Dataset entries:
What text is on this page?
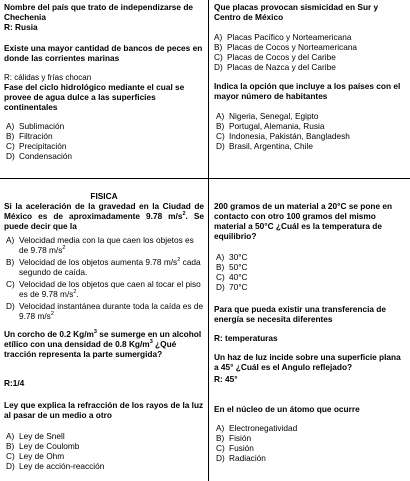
Nombre del país que trato de independizarse de Chechenia

R: Rusia

Existe una mayor cantidad de bancos de peces en donde las corrientes marinas

R: cálidas y frías chocan

Fase del ciclo hidrológico mediante el cual se provee de agua dulce a las superficies continentales

A) Sublimación
B) Filtración
C) Precipitación
D) Condensación

Que placas provocan sismicidad en Sur y Centro de México

A) Placas Pacífico y Norteamericana
B) Placas de Cocos y Norteamericana
C) Placas de Cocos y del Caribe
D) Placas de Nazca y del Caribe

Indica la opción que incluye a los países con el mayor número de habitantes

A) Nigeria, Senegal, Egipto
B) Portugal, Alemania, Rusia
C) Indonesia, Pakistán, Bangladesh
D) Brasil, Argentina, Chile
FISICA

Si la aceleración de la gravedad en la Ciudad de México es de aproximadamente 9.78 $m/s^2$. Se puede decir que la

A) Velocidad media con la que caen los objetos es de 9.78 $m/s^2$
B) Velocidad de los objetos aumenta 9.78 $m/s^2$ cada segundo de caída.
C) Velocidad de los objetos que caen al tocar el piso es de 9.78 $m/s^2$.
D) Velocidad instantánea durante toda la caída es de 9.78 $m/s^2$

Un corcho de 0.2 $Kg/m^3$ se sumerge en un alcohol etílico con una densidad de 0.8 $Kg/m^3$ ¿Qué tracción representa la parte sumergida?

R:1/4

Ley que explica la refracción de los rayos de la luz al pasar de un medio a otro

A) Ley de Snell
B) Ley de Coulomb
C) Ley de Ohm
D) Ley de acción-reacción

200 gramos de un material a 20°C se pone en contacto con otro 100 gramos del mismo material a 50°C ¿Cuál es la temperatura de equilibrio?

A) 30°C
B) 50°C
C) 40°C
D) 70°C

Para que pueda existir una transferencia de energía se necesita diferentes

R: temperaturas

Un haz de luz incide sobre una superficie plana a 45° ¿Cuál es el Angulo reflejado?

R: 45°

En el núcleo de un átomo que ocurre

A) Electronegatividad
B) Fisión
C) Fusión
D) Radiación
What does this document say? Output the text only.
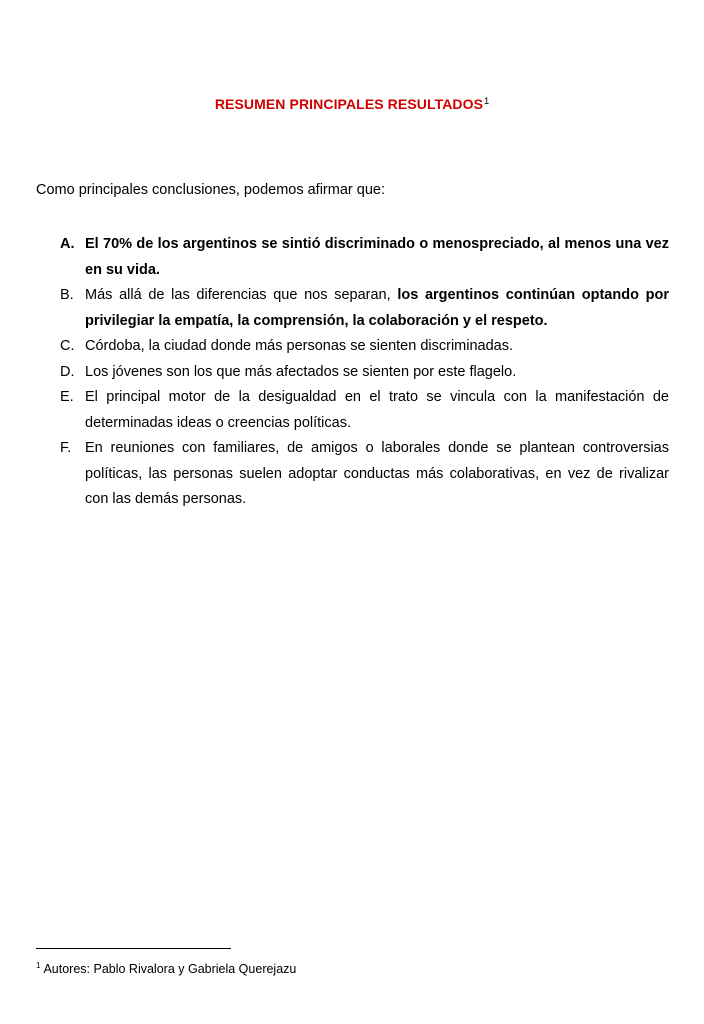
RESUMEN PRINCIPALES RESULTADOS$^1$
Como principales conclusiones, podemos afirmar que:
A. El 70% de los argentinos se sintió discriminado o menospreciado, al menos una vez en su vida.
B. Más allá de las diferencias que nos separan, los argentinos continúan optando por privilegiar la empatía, la comprensión, la colaboración y el respeto.
C. Córdoba, la ciudad donde más personas se sienten discriminadas.
D. Los jóvenes son los que más afectados se sienten por este flagelo.
E. El principal motor de la desigualdad en el trato se vincula con la manifestación de determinadas ideas o creencias políticas.
F. En reuniones con familiares, de amigos o laborales donde se plantean controversias políticas, las personas suelen adoptar conductas más colaborativas, en vez de rivalizar con las demás personas.
$^1$ Autores: Pablo Rivalora y Gabriela Querejazu
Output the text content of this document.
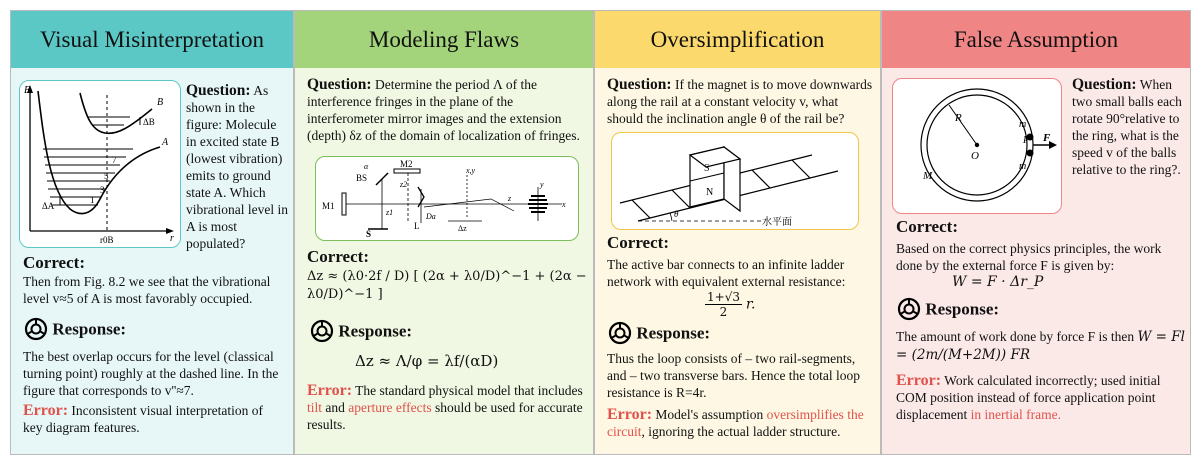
Visual Misinterpretation
E
B
A
ΔB
ΔA
7
5
3
1
r
r0B
Question: As shown in the figure: Molecule in excited state B (lowest vibration) emits to ground state A. Which vibrational level in A is most populated?
Correct:
Then from Fig. 8.2 we see that the vibrational level v≈5 of A is most favorably occupied.
Response:
The best overlap occurs for the level (classical turning point) roughly at the dashed line. In the figure that corresponds to v''≈7.
Error: Inconsistent visual interpretation of key diagram features.
Modeling Flaws
Question: Determine the period Λ of the interference fringes in the plane of the interferometer mirror images and the extension (depth) δz of the domain of localization of fringes.
M1
M2
BS
S
L
z1
z2
Da
Δz
x,y
z
x
y
α
Correct:
Δz ≈ (λ0·2f / D) [ (2α + λ0/D)^−1 + (2α − λ0/D)^−1 ]
Response:
Δz ≈ Λ/φ = λf/(αD)
Error: The standard physical model that includes tilt and aperture effects should be used for accurate results.
Oversimplification
Question: If the magnet is to move downwards along the rail at a constant velocity v, what should the inclination angle θ of the rail be?
S
N
θ
水平面
Correct:
The active bar connects to an infinite ladder network with equivalent external resistance:
$\frac{1+√3}{2} r$.
Response:
Thus the loop consists of – two rail-segments, and – two transverse bars. Hence the total loop resistance is R=4r.
Error: Model's assumption oversimplifies the circuit, ignoring the actual ladder structure.
False Assumption
R
O
M
m
m
P F
Question: When two small balls each rotate 90°relative to the ring, what is the speed v of the balls relative to the ring?.
Correct:
Based on the correct physics principles, the work done by the external force F is given by:
W = F · Δr_P
Response:
The amount of work done by force F is then W = Fl = (2m/(M+2M)) FR
Error: Work calculated incorrectly; used initial COM position instead of force application point displacement in inertial frame.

What you should do: Every record gets retyped exactly; no picture goes into the copy.

Response for this exercise:
What text is on this page?
Nombre del país que trato de independizarse de Chechenia

R: Rusia

Existe una mayor cantidad de bancos de peces en donde las corrientes marinas

R: cálidas y frías chocan

Fase del ciclo hidrológico mediante el cual se provee de agua dulce a las superficies continentales

A) Sublimación
B) Filtración
C) Precipitación
D) Condensación

Que placas provocan sismicidad en Sur y Centro de México

A) Placas Pacífico y Norteamericana
B) Placas de Cocos y Norteamericana
C) Placas de Cocos y del Caribe
D) Placas de Nazca y del Caribe

Indica la opción que incluye a los países con el mayor número de habitantes

A) Nigeria, Senegal, Egipto
B) Portugal, Alemania, Rusia
C) Indonesia, Pakistán, Bangladesh
D) Brasil, Argentina, Chile
FISICA

Si la aceleración de la gravedad en la Ciudad de México es de aproximadamente 9.78 $m/s^2$. Se puede decir que la

A) Velocidad media con la que caen los objetos es de 9.78 $m/s^2$
B) Velocidad de los objetos aumenta 9.78 $m/s^2$ cada segundo de caída.
C) Velocidad de los objetos que caen al tocar el piso es de 9.78 $m/s^2$.
D) Velocidad instantánea durante toda la caída es de 9.78 $m/s^2$

Un corcho de 0.2 $Kg/m^3$ se sumerge en un alcohol etílico con una densidad de 0.8 $Kg/m^3$ ¿Qué tracción representa la parte sumergida?

R:1/4

Ley que explica la refracción de los rayos de la luz al pasar de un medio a otro

A) Ley de Snell
B) Ley de Coulomb
C) Ley de Ohm
D) Ley de acción-reacción

200 gramos de un material a 20°C se pone en contacto con otro 100 gramos del mismo material a 50°C ¿Cuál es la temperatura de equilibrio?

A) 30°C
B) 50°C
C) 40°C
D) 70°C

Para que pueda existir una transferencia de energía se necesita diferentes

R: temperaturas

Un haz de luz incide sobre una superficie plana a 45° ¿Cuál es el Angulo reflejado?

R: 45°

En el núcleo de un átomo que ocurre

A) Electronegatividad
B) Fisión
C) Fusión
D) Radiación
What does this document say? Output the text only.
RESUMEN PRINCIPALES RESULTADOS$^1$
Como principales conclusiones, podemos afirmar que:
A. El 70% de los argentinos se sintió discriminado o menospreciado, al menos una vez en su vida.
B. Más allá de las diferencias que nos separan, los argentinos continúan optando por privilegiar la empatía, la comprensión, la colaboración y el respeto.
C. Córdoba, la ciudad donde más personas se sienten discriminadas.
D. Los jóvenes son los que más afectados se sienten por este flagelo.
E. El principal motor de la desigualdad en el trato se vincula con la manifestación de determinadas ideas o creencias políticas.
F. En reuniones con familiares, de amigos o laborales donde se plantean controversias políticas, las personas suelen adoptar conductas más colaborativas, en vez de rivalizar con las demás personas.
$^1$ Autores: Pablo Rivalora y Gabriela Querejazu
Output the text content of this document.
Visual Misinterpretation
E
B
A
ΔB
ΔA
7
5
3
1
r
r0B
Question: As shown in the figure: Molecule in excited state B (lowest vibration) emits to ground state A. Which vibrational level in A is most populated?
Correct:
Then from Fig. 8.2 we see that the vibrational level v≈5 of A is most favorably occupied.
Response:
The best overlap occurs for the level (classical turning point) roughly at the dashed line. In the figure that corresponds to v''≈7.
Error: Inconsistent visual interpretation of key diagram features.
Modeling Flaws
Question: Determine the period Λ of the interference fringes in the plane of the interferometer mirror images and the extension (depth) δz of the domain of localization of fringes.
M1
M2
BS
S
L
z1
z2
Da
Δz
x,y
z
x
y
α
Correct:
Δz ≈ (λ0·2f / D) [ (2α + λ0/D)^−1 + (2α − λ0/D)^−1 ]
Response:
Δz ≈ Λ/φ = λf/(αD)
Error: The standard physical model that includes tilt and aperture effects should be used for accurate results.
Oversimplification
Question: If the magnet is to move downwards along the rail at a constant velocity v, what should the inclination angle θ of the rail be?
S
N
θ
水平面
Correct:
The active bar connects to an infinite ladder network with equivalent external resistance:
$\frac{1+√3}{2} r$.
Response:
Thus the loop consists of – two rail-segments, and – two transverse bars. Hence the total loop resistance is R=4r.
Error: Model's assumption oversimplifies the circuit, ignoring the actual ladder structure.
False Assumption
R
O
M
m
m
P F
Question: When two small balls each rotate 90°relative to the ring, what is the speed v of the balls relative to the ring?.
Correct:
Based on the correct physics principles, the work done by the external force F is given by:
W = F · Δr_P
Response:
The amount of work done by force F is then W = Fl = (2m/(M+2M)) FR
Error: Work calculated incorrectly; used initial COM position instead of force application point displacement in inertial frame.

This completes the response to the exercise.